• **JOB**
Search the records below for the word "oraz". Pull out each line that has it.

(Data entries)
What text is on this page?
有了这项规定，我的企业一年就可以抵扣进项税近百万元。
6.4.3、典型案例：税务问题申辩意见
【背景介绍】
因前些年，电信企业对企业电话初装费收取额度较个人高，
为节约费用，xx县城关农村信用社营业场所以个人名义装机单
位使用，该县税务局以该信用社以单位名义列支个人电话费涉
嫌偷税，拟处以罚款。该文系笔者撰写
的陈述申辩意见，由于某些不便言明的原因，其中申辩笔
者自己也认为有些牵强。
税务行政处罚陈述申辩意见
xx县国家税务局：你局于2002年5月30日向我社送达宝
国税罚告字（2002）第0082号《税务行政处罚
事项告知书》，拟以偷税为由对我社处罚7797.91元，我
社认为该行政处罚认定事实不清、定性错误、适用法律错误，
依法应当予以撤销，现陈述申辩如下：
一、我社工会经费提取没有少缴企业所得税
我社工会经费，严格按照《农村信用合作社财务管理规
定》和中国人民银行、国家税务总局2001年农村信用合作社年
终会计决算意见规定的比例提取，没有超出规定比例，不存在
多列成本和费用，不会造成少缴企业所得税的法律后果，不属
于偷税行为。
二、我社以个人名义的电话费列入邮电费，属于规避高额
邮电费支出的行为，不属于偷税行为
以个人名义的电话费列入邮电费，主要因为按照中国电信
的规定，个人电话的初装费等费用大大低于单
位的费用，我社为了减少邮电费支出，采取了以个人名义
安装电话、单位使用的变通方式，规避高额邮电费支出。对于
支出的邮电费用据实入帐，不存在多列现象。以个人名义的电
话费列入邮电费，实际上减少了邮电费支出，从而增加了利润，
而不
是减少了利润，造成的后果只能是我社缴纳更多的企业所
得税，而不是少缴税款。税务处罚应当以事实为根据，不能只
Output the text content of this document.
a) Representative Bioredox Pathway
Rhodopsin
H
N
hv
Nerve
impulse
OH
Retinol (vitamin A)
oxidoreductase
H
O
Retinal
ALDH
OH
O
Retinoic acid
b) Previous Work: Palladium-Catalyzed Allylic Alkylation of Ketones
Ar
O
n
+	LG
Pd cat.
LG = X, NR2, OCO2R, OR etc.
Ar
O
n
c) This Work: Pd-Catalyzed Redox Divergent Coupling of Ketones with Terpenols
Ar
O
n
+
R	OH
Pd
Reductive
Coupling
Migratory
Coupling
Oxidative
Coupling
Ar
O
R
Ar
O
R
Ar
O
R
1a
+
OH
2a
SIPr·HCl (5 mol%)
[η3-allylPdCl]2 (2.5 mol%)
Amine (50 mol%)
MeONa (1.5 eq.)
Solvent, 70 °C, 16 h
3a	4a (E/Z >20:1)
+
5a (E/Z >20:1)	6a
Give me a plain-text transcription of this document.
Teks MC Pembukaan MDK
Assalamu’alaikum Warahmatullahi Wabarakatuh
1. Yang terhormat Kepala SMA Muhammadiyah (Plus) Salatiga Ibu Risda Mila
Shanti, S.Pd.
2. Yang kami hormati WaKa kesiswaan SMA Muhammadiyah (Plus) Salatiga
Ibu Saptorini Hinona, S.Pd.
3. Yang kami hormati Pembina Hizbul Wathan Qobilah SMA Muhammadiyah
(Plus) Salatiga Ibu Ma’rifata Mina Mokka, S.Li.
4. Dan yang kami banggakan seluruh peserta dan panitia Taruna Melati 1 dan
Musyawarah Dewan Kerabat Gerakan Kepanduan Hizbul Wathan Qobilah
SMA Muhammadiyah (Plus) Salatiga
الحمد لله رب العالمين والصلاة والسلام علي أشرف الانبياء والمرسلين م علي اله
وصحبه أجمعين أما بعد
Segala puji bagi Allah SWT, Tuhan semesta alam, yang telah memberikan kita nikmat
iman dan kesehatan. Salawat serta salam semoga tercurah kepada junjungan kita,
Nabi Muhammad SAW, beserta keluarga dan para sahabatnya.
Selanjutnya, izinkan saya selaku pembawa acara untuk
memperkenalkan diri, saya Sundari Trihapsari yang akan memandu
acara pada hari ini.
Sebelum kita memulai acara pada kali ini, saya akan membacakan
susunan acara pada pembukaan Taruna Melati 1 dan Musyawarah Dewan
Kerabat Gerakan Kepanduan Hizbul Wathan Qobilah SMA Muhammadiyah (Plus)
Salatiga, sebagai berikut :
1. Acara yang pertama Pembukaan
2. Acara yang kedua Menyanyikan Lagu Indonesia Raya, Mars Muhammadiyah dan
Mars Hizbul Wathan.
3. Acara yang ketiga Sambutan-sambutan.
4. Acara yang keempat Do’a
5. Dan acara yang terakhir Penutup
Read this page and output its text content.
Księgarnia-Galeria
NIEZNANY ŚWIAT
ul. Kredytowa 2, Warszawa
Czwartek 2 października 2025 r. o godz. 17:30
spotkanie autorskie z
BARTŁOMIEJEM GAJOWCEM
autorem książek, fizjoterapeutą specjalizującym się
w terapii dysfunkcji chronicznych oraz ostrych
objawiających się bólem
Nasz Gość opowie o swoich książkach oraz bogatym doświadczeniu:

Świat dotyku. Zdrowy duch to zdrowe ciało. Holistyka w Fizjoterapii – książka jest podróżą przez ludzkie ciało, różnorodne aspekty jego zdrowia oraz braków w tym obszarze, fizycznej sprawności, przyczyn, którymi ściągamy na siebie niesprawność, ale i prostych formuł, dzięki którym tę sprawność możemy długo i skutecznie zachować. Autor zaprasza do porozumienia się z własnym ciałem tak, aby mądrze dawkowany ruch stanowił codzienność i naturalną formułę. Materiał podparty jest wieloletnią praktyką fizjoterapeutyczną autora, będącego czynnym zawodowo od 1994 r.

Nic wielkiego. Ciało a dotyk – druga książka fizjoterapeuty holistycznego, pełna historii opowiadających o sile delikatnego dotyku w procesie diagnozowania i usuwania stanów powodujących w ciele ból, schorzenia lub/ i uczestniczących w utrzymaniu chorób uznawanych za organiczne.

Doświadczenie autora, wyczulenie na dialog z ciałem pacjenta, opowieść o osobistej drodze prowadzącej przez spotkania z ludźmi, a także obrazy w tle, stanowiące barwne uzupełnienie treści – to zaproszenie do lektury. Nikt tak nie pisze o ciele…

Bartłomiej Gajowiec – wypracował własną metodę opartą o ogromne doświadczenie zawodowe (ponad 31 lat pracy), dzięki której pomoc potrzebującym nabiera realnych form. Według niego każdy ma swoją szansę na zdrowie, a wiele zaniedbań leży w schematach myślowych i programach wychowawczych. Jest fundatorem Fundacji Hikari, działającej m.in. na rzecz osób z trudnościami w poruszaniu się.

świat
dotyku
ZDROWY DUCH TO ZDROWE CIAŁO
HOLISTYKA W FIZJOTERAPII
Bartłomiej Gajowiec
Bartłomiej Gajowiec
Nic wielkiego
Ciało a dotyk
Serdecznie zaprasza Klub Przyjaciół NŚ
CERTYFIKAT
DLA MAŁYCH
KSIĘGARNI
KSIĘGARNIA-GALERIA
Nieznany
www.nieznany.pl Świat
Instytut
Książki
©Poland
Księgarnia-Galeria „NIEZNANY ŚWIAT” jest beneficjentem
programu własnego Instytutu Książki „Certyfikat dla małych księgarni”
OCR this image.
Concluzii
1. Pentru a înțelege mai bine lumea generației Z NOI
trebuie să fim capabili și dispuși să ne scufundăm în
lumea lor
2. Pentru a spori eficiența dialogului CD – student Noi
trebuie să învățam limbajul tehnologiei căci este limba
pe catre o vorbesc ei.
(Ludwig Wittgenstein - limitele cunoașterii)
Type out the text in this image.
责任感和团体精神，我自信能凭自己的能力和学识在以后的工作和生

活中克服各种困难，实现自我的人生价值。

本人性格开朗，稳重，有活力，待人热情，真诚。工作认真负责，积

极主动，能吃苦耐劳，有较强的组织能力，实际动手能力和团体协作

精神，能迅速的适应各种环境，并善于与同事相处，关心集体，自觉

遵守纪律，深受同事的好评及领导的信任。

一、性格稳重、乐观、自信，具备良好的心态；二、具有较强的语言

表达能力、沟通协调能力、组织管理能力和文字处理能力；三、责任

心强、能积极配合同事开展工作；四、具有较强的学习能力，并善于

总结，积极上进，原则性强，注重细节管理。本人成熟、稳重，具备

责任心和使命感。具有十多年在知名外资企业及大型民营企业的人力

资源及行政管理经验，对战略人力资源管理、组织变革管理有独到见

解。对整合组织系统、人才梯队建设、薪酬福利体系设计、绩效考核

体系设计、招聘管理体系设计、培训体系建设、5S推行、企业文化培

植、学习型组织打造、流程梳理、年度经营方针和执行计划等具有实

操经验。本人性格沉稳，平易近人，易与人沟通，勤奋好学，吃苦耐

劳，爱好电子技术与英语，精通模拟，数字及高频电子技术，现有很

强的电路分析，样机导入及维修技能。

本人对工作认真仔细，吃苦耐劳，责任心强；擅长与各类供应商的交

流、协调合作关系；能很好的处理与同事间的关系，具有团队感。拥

• **THE RESULT**
w terapii dysfunkcji chronicznych oraz ostrych
Nasz Gość opowie o swoich książkach oraz bogatym doświadczeniu:
Świat dotyku. Zdrowy duch to zdrowe ciało. Holistyka w Fizjoterapii – książka jest podróżą przez ludzkie ciało, różnorodne aspekty jego zdrowia oraz braków w tym obszarze, fizycznej sprawności, przyczyn, którymi ściągamy na siebie niesprawność, ale i prostych formuł, dzięki którym tę sprawność możemy długo i skutecznie zachować. Autor zaprasza do porozumienia się z własnym ciałem tak, aby mądrze dawkowany ruch stanowił codzienność i naturalną formułę. Materiał podparty jest wieloletnią praktyką fizjoterapeutyczną autora, będącego czynnym zawodowo od 1994 r.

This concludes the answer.